# Exercise
Where a record contains a picture, omit the picture and repeat the rest exactly.

════════════════

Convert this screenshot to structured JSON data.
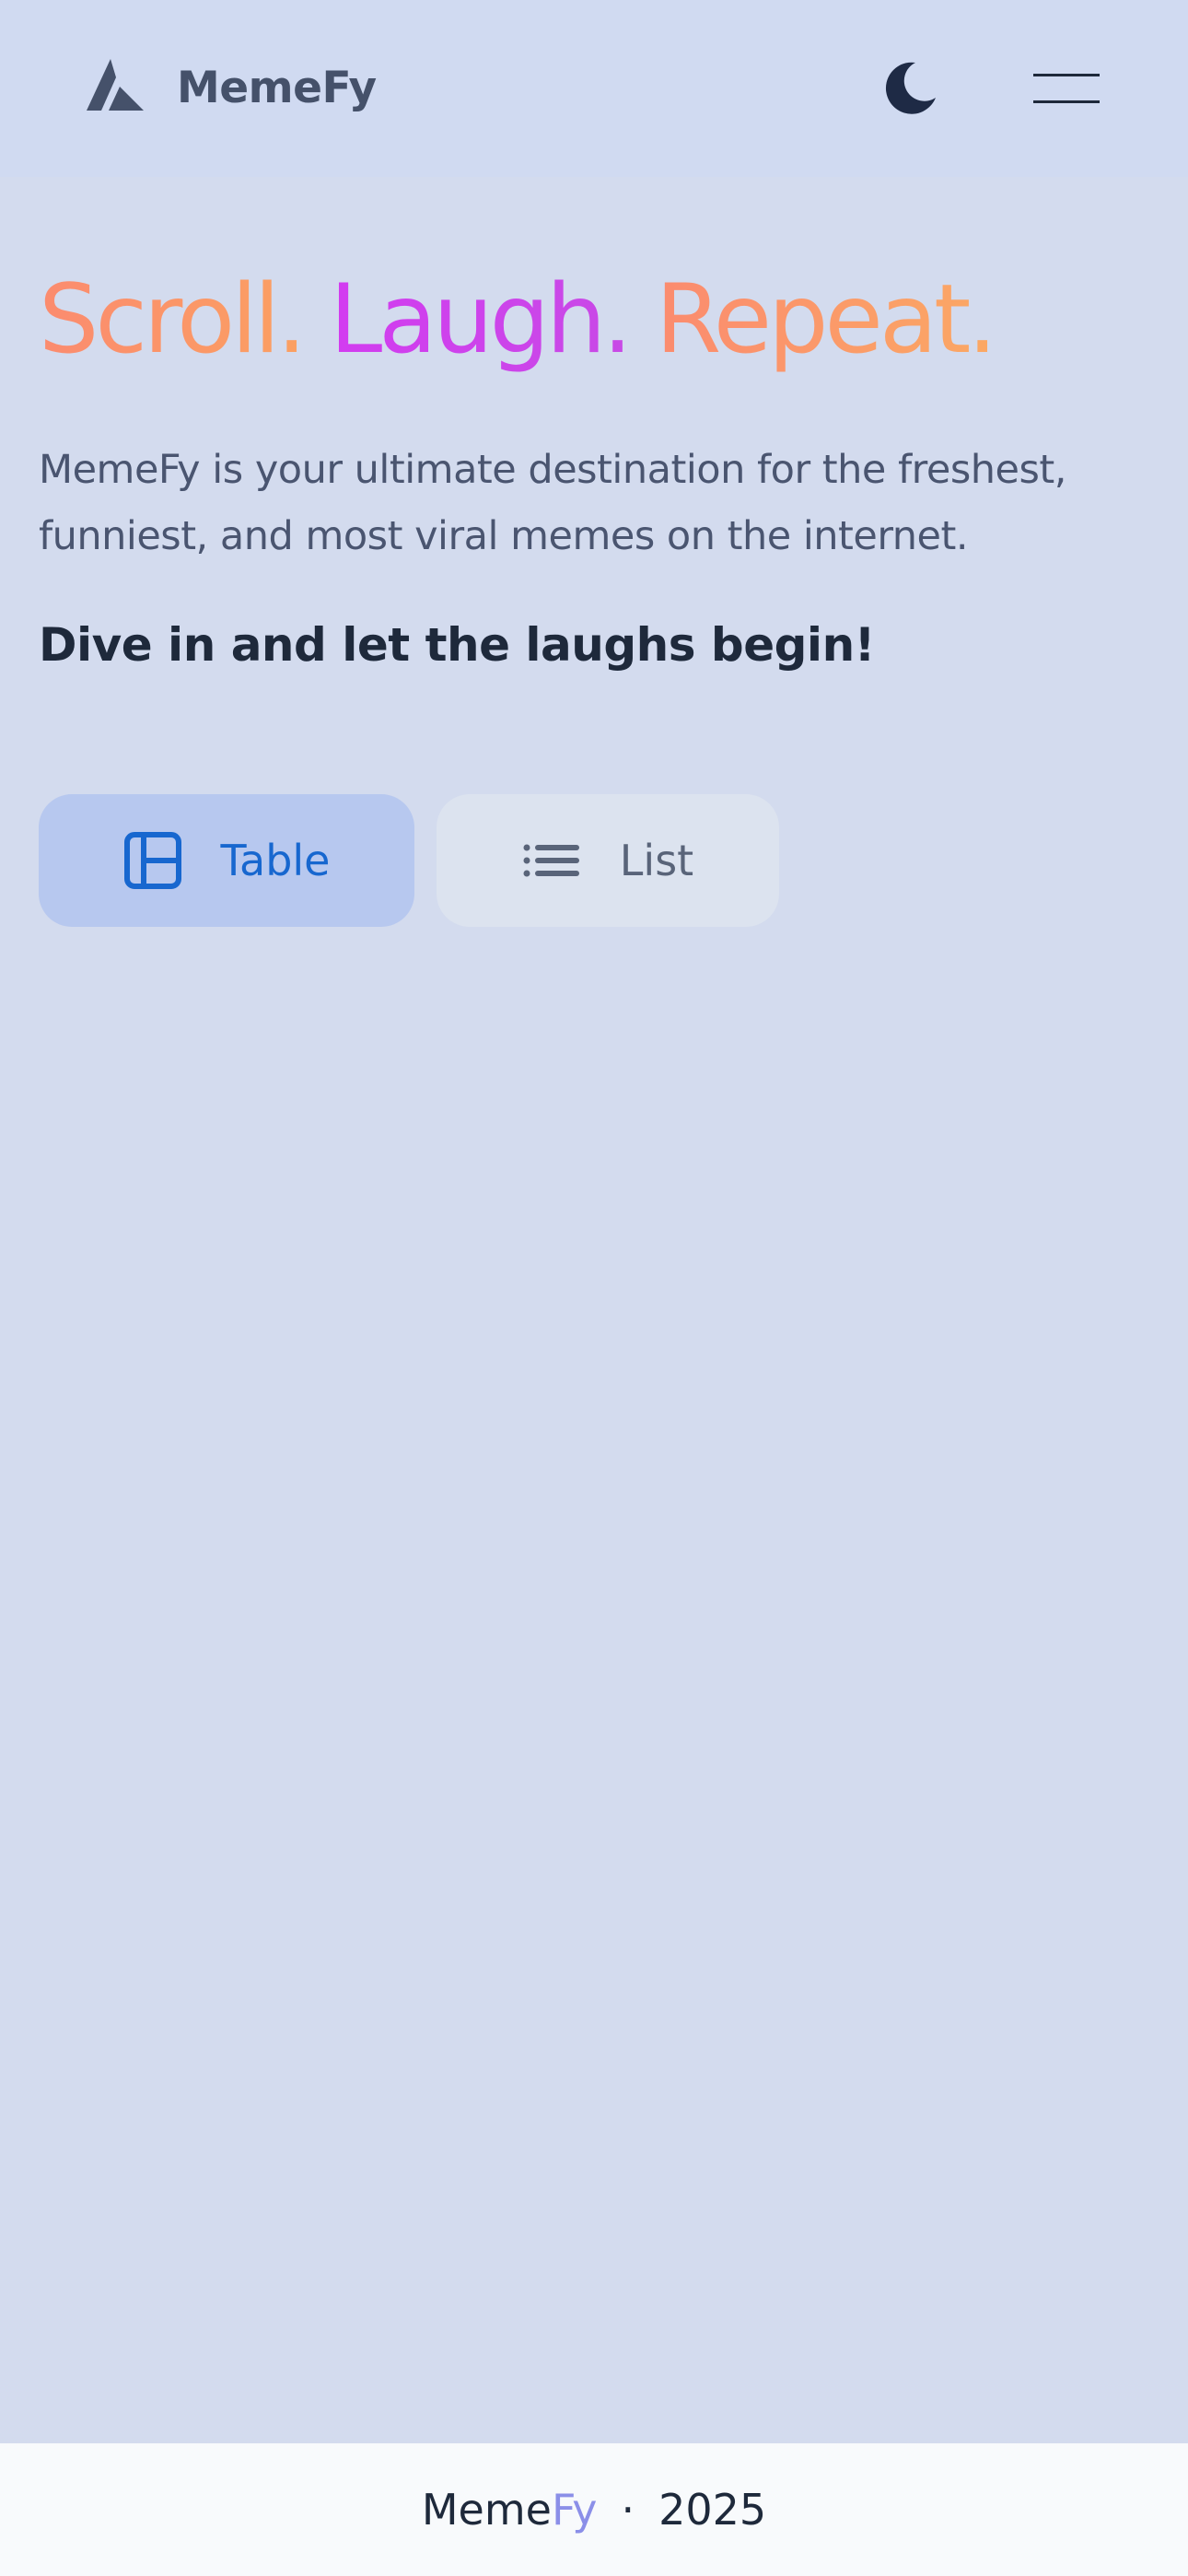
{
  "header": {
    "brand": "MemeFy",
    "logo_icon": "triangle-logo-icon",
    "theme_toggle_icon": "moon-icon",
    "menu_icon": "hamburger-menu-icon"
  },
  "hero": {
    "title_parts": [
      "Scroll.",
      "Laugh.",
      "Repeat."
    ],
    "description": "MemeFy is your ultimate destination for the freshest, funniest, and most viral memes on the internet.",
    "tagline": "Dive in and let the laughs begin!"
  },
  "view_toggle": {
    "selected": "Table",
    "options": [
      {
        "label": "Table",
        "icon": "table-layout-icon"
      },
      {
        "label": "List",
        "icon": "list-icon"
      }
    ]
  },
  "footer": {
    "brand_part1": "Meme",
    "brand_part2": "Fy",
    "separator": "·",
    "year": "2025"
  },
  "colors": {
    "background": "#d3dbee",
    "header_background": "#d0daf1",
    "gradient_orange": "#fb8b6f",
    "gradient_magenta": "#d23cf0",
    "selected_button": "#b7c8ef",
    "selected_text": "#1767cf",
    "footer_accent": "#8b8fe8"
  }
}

════════════════

# Exercise answer
Convert this screenshot to structured JSON data.
{
  "header": {
    "brand": "MemeFy",
    "logo_icon": "triangle-logo-icon",
    "theme_toggle_icon": "moon-icon",
    "menu_icon": "hamburger-menu-icon"
  },
  "hero": {
    "title_parts": [
      "Scroll.",
      "Laugh.",
      "Repeat."
    ],
    "description": "MemeFy is your ultimate destination for the freshest, funniest, and most viral memes on the internet.",
    "tagline": "Dive in and let the laughs begin!"
  },
  "view_toggle": {
    "selected": "Table",
    "options": [
      {
        "label": "Table",
        "icon": "table-layout-icon"
      },
      {
        "label": "List",
        "icon": "list-icon"
      }
    ]
  },
  "footer": {
    "brand_part1": "Meme",
    "brand_part2": "Fy",
    "separator": "·",
    "year": "2025"
  },
  "colors": {
    "background": "#d3dbee",
    "header_background": "#d0daf1",
    "gradient_orange": "#fb8b6f",
    "gradient_magenta": "#d23cf0",
    "selected_button": "#b7c8ef",
    "selected_text": "#1767cf",
    "footer_accent": "#8b8fe8"
  }
}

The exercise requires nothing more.